:: What the exercise asks ::
Update the data from its first line through the line containing "current-user-avatar <box>32 248 96 282</box>", inclusive, so that "bounding box" becomes "enclosing box" and everything else stays the same.

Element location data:

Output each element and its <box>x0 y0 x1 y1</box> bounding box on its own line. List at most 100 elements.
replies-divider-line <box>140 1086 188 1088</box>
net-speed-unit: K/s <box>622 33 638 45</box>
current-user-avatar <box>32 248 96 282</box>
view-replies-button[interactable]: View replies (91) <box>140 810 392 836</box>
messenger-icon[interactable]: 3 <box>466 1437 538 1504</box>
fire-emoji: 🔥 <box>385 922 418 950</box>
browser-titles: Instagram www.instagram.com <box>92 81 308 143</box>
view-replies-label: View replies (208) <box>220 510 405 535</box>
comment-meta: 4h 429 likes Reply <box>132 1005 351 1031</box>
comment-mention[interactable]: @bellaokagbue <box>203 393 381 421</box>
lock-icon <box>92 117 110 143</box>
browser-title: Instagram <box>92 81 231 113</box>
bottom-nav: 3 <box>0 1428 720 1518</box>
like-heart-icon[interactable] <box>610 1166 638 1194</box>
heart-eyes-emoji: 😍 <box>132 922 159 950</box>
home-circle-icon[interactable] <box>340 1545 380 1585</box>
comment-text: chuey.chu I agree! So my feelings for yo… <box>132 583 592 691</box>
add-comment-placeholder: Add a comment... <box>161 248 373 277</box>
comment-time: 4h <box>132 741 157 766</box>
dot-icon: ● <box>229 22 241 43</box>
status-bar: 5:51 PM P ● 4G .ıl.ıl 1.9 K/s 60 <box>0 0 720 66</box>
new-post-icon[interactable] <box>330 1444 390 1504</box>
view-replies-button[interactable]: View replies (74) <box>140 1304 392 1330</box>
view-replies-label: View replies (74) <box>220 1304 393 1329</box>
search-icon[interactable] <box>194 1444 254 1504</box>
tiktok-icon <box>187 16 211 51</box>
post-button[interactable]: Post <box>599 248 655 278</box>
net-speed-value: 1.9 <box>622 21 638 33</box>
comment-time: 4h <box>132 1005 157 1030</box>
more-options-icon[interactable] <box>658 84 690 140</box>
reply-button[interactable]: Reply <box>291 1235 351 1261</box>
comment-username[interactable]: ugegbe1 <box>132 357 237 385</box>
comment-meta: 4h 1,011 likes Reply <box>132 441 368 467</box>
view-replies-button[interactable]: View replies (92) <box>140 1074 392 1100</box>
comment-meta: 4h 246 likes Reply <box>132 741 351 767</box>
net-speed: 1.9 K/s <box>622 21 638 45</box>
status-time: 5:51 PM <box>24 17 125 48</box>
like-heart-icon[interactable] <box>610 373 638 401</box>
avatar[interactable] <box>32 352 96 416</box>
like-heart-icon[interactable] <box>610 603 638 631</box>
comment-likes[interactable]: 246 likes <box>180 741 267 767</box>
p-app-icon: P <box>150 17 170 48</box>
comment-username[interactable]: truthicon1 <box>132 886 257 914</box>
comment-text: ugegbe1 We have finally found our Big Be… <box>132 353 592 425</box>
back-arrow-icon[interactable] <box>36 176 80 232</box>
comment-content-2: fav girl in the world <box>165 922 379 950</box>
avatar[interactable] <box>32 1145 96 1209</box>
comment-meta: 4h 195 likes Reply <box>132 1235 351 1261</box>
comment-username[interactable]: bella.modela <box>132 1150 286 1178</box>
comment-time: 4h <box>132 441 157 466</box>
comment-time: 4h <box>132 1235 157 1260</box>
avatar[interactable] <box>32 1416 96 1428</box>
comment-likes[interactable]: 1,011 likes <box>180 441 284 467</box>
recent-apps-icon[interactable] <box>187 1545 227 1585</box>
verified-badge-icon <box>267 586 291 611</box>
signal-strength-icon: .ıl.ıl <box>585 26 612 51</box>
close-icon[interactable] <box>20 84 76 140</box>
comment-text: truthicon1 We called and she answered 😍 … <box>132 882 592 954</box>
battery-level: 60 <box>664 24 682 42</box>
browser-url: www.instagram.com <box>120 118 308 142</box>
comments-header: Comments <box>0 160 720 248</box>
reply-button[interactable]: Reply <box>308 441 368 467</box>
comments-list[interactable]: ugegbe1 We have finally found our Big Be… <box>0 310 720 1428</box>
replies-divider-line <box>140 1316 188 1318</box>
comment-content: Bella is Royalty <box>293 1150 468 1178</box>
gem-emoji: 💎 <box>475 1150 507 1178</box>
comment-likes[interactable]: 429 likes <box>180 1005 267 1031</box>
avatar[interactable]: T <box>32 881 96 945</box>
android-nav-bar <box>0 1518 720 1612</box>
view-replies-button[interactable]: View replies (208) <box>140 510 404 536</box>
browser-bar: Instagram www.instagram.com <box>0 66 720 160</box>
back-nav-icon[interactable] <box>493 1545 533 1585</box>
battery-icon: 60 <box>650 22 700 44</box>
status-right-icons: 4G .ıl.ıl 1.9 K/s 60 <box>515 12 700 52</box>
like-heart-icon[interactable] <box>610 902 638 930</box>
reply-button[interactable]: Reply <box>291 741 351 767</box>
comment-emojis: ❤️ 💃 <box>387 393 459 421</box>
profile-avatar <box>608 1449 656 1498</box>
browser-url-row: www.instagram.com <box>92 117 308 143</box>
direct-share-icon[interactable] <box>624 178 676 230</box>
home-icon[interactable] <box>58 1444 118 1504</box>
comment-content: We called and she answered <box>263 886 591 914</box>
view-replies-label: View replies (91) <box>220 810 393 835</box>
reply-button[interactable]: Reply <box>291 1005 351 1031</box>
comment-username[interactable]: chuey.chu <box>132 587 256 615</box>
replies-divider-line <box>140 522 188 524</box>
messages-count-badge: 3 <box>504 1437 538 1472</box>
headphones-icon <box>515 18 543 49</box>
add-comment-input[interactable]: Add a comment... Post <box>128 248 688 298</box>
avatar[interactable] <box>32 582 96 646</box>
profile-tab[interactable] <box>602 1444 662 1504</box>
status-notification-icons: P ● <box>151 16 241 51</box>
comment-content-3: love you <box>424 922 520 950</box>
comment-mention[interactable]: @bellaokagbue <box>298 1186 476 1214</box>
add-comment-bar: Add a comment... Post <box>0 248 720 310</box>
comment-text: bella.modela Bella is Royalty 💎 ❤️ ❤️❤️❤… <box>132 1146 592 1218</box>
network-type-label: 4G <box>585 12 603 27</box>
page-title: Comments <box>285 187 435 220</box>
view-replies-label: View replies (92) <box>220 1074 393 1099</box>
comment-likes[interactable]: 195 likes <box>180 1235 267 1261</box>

:: Full response ::
Output each element and its <box>x0 y0 x1 y1</box> enclosing box on its own line. List at most 100 elements.
replies-divider-line <box>140 1086 188 1088</box>
net-speed-unit: K/s <box>622 33 638 45</box>
current-user-avatar <box>32 248 96 282</box>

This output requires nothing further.